- [Data excerpts]
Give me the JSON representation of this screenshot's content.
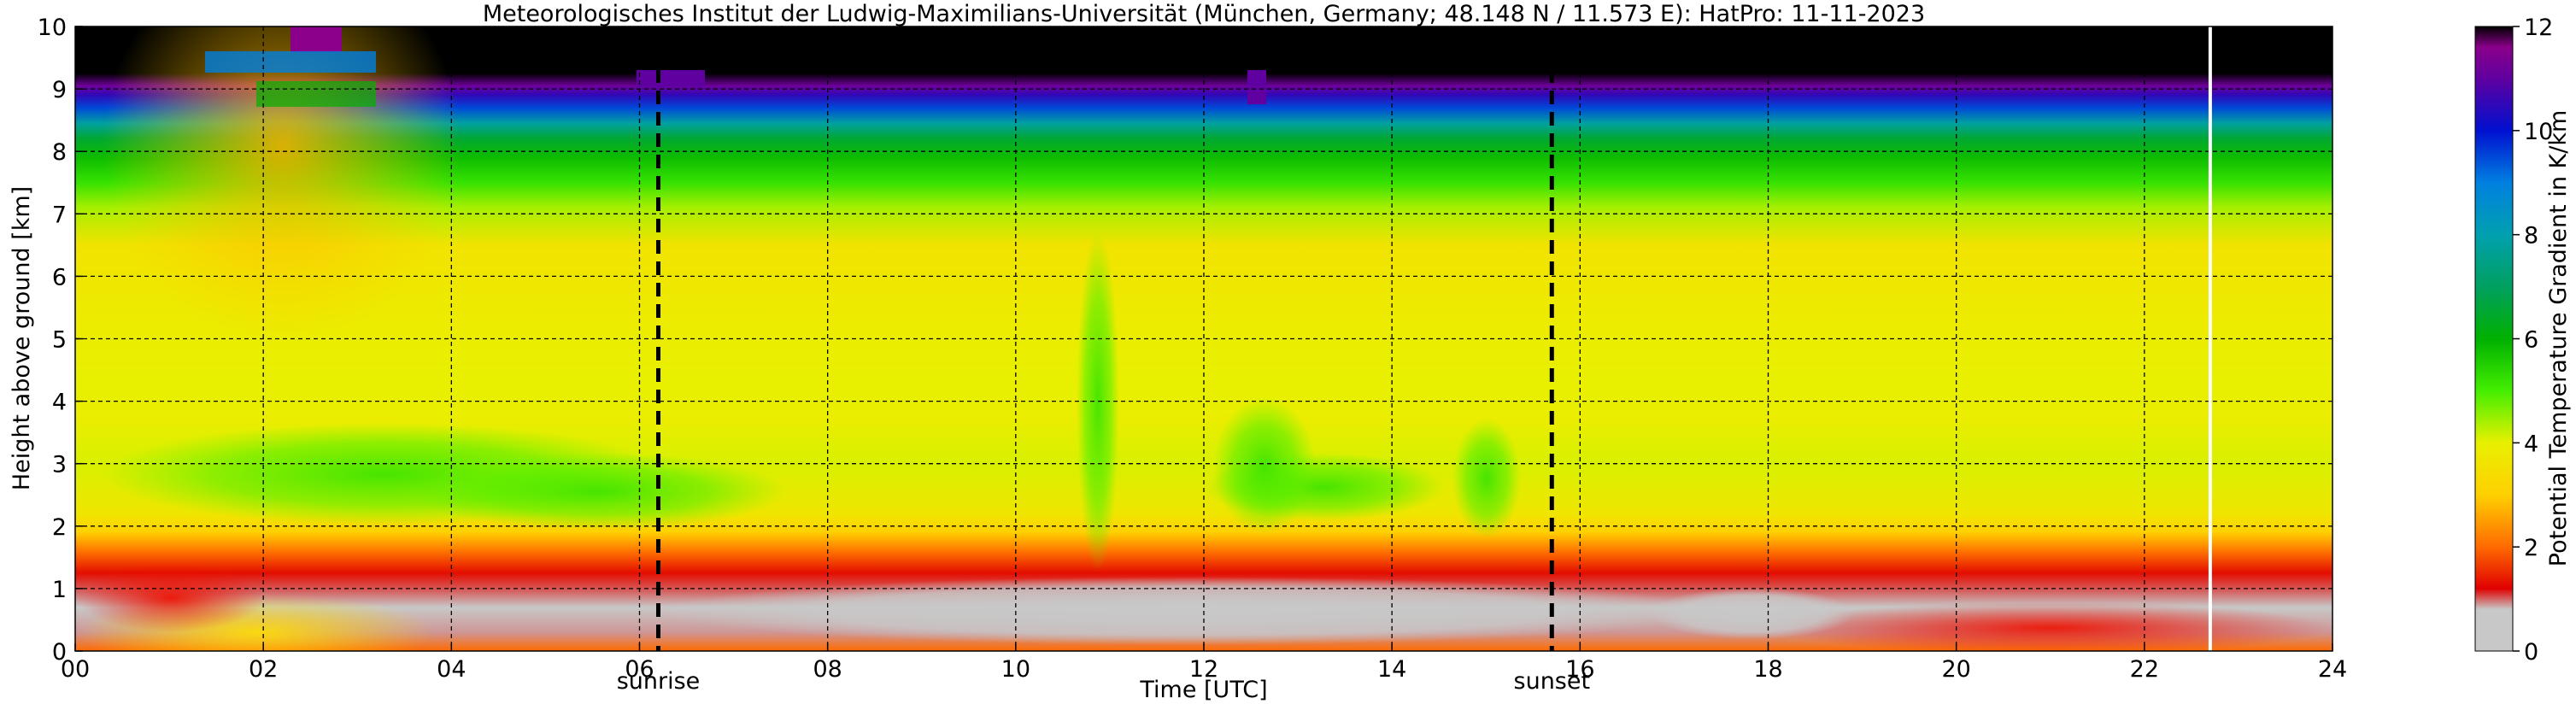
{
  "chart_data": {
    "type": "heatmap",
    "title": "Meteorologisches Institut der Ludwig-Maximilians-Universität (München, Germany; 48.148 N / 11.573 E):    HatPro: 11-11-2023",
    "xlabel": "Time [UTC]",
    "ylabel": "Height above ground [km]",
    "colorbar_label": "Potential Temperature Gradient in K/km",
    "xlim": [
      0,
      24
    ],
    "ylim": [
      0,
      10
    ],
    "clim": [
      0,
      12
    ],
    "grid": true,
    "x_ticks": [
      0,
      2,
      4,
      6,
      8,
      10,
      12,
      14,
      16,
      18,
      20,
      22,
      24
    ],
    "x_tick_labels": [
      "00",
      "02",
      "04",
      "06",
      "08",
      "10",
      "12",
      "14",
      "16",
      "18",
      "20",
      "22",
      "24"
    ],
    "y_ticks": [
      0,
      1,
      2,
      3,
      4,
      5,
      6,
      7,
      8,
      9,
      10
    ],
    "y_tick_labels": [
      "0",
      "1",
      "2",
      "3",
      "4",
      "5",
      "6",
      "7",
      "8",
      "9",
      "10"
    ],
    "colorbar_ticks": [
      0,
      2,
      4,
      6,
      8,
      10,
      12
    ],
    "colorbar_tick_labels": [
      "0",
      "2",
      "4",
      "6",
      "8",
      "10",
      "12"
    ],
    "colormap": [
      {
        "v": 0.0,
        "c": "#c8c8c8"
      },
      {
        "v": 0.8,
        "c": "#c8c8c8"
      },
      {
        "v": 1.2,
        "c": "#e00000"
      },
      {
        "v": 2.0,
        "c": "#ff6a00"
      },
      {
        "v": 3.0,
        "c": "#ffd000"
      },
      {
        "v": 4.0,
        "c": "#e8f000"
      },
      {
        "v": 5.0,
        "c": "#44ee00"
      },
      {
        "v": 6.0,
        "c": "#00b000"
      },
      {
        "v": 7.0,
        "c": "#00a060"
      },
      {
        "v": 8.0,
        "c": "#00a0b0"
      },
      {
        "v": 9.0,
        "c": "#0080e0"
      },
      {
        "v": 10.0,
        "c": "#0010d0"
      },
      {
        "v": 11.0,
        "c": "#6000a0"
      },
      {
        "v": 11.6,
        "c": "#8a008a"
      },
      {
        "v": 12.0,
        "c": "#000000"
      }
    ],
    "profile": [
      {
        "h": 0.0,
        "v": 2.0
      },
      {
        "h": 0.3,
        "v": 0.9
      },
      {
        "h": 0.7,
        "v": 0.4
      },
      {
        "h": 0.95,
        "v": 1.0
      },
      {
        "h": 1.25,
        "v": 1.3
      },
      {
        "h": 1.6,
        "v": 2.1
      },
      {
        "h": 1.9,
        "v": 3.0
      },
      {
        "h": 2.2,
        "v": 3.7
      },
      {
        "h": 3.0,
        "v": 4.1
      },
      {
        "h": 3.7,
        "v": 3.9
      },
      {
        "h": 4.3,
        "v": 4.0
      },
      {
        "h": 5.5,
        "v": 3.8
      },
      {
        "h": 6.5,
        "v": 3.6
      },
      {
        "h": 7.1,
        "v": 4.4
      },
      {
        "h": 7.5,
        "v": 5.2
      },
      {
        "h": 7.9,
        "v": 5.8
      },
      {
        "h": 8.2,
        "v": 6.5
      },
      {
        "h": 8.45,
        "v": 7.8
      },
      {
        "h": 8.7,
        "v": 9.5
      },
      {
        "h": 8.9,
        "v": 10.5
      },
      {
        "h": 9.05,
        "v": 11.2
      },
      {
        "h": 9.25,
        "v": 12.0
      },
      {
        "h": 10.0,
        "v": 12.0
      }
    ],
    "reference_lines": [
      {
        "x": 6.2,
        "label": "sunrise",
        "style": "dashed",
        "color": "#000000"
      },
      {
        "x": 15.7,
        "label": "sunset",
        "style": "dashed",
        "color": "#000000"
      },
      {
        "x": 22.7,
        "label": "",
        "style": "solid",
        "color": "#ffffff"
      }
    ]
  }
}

- [Written request]
Pictures in the records above are not copied; print everything else exactly.

- [Task response]
Give me the JSON representation of this screenshot's content.
{
  "chart_data": {
    "type": "heatmap",
    "title": "Meteorologisches Institut der Ludwig-Maximilians-Universität (München, Germany; 48.148 N / 11.573 E):    HatPro: 11-11-2023",
    "xlabel": "Time [UTC]",
    "ylabel": "Height above ground [km]",
    "colorbar_label": "Potential Temperature Gradient in K/km",
    "xlim": [
      0,
      24
    ],
    "ylim": [
      0,
      10
    ],
    "clim": [
      0,
      12
    ],
    "grid": true,
    "x_ticks": [
      0,
      2,
      4,
      6,
      8,
      10,
      12,
      14,
      16,
      18,
      20,
      22,
      24
    ],
    "x_tick_labels": [
      "00",
      "02",
      "04",
      "06",
      "08",
      "10",
      "12",
      "14",
      "16",
      "18",
      "20",
      "22",
      "24"
    ],
    "y_ticks": [
      0,
      1,
      2,
      3,
      4,
      5,
      6,
      7,
      8,
      9,
      10
    ],
    "y_tick_labels": [
      "0",
      "1",
      "2",
      "3",
      "4",
      "5",
      "6",
      "7",
      "8",
      "9",
      "10"
    ],
    "colorbar_ticks": [
      0,
      2,
      4,
      6,
      8,
      10,
      12
    ],
    "colorbar_tick_labels": [
      "0",
      "2",
      "4",
      "6",
      "8",
      "10",
      "12"
    ],
    "colormap": [
      {
        "v": 0.0,
        "c": "#c8c8c8"
      },
      {
        "v": 0.8,
        "c": "#c8c8c8"
      },
      {
        "v": 1.2,
        "c": "#e00000"
      },
      {
        "v": 2.0,
        "c": "#ff6a00"
      },
      {
        "v": 3.0,
        "c": "#ffd000"
      },
      {
        "v": 4.0,
        "c": "#e8f000"
      },
      {
        "v": 5.0,
        "c": "#44ee00"
      },
      {
        "v": 6.0,
        "c": "#00b000"
      },
      {
        "v": 7.0,
        "c": "#00a060"
      },
      {
        "v": 8.0,
        "c": "#00a0b0"
      },
      {
        "v": 9.0,
        "c": "#0080e0"
      },
      {
        "v": 10.0,
        "c": "#0010d0"
      },
      {
        "v": 11.0,
        "c": "#6000a0"
      },
      {
        "v": 11.6,
        "c": "#8a008a"
      },
      {
        "v": 12.0,
        "c": "#000000"
      }
    ],
    "profile": [
      {
        "h": 0.0,
        "v": 2.0
      },
      {
        "h": 0.3,
        "v": 0.9
      },
      {
        "h": 0.7,
        "v": 0.4
      },
      {
        "h": 0.95,
        "v": 1.0
      },
      {
        "h": 1.25,
        "v": 1.3
      },
      {
        "h": 1.6,
        "v": 2.1
      },
      {
        "h": 1.9,
        "v": 3.0
      },
      {
        "h": 2.2,
        "v": 3.7
      },
      {
        "h": 3.0,
        "v": 4.1
      },
      {
        "h": 3.7,
        "v": 3.9
      },
      {
        "h": 4.3,
        "v": 4.0
      },
      {
        "h": 5.5,
        "v": 3.8
      },
      {
        "h": 6.5,
        "v": 3.6
      },
      {
        "h": 7.1,
        "v": 4.4
      },
      {
        "h": 7.5,
        "v": 5.2
      },
      {
        "h": 7.9,
        "v": 5.8
      },
      {
        "h": 8.2,
        "v": 6.5
      },
      {
        "h": 8.45,
        "v": 7.8
      },
      {
        "h": 8.7,
        "v": 9.5
      },
      {
        "h": 8.9,
        "v": 10.5
      },
      {
        "h": 9.05,
        "v": 11.2
      },
      {
        "h": 9.25,
        "v": 12.0
      },
      {
        "h": 10.0,
        "v": 12.0
      }
    ],
    "reference_lines": [
      {
        "x": 6.2,
        "label": "sunrise",
        "style": "dashed",
        "color": "#000000"
      },
      {
        "x": 15.7,
        "label": "sunset",
        "style": "dashed",
        "color": "#000000"
      },
      {
        "x": 22.7,
        "label": "",
        "style": "solid",
        "color": "#ffffff"
      }
    ]
  }
}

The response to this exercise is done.